WORK TO DO: Leave out the pictures and transcribe everything else exactly.

--- Start of INPUT ROWS ---

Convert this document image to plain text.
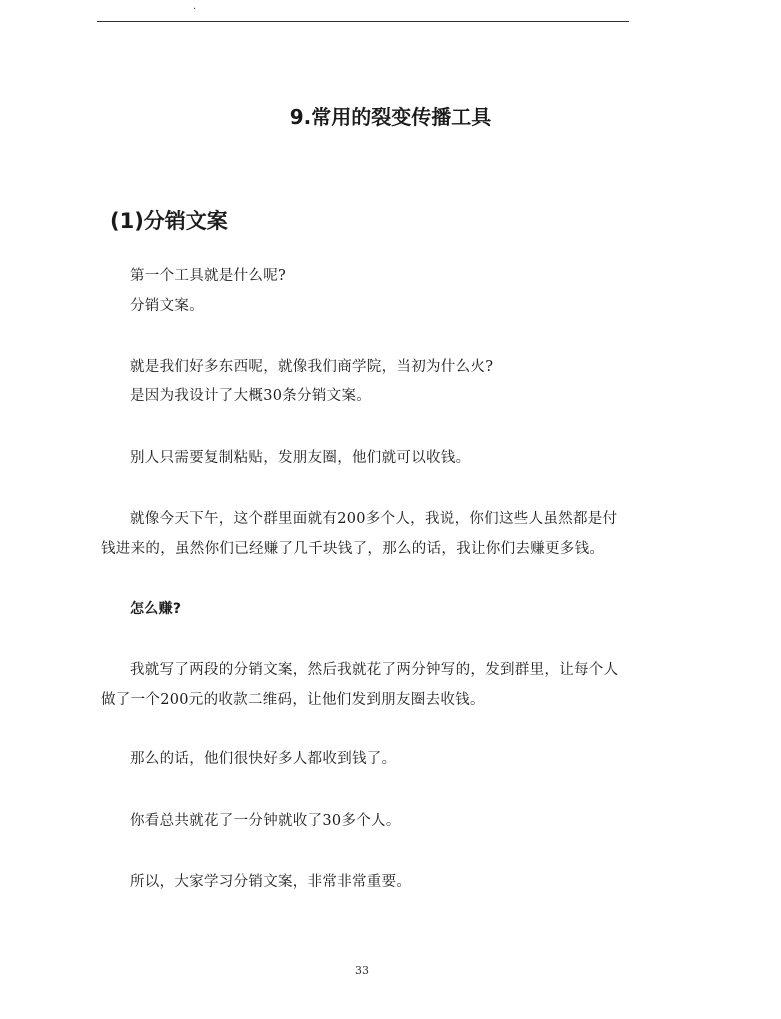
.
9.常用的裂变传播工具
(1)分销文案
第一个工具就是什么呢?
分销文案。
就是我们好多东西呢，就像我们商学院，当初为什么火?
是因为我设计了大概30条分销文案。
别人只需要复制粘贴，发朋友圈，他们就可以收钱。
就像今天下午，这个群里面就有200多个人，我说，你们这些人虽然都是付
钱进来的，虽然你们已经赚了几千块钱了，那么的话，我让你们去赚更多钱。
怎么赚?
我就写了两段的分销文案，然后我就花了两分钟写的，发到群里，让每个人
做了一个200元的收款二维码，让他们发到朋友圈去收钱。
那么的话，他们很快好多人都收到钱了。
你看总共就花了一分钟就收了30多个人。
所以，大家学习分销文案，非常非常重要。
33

--- End of INPUT ROWS ---

EXERCISE SOLUTION:
Convert this document image to plain text.
.
9.常用的裂变传播工具
(1)分销文案
第一个工具就是什么呢?
分销文案。
就是我们好多东西呢，就像我们商学院，当初为什么火?
是因为我设计了大概30条分销文案。
别人只需要复制粘贴，发朋友圈，他们就可以收钱。
就像今天下午，这个群里面就有200多个人，我说，你们这些人虽然都是付
钱进来的，虽然你们已经赚了几千块钱了，那么的话，我让你们去赚更多钱。
怎么赚?
我就写了两段的分销文案，然后我就花了两分钟写的，发到群里，让每个人
做了一个200元的收款二维码，让他们发到朋友圈去收钱。
那么的话，他们很快好多人都收到钱了。
你看总共就花了一分钟就收了30多个人。
所以，大家学习分销文案，非常非常重要。
33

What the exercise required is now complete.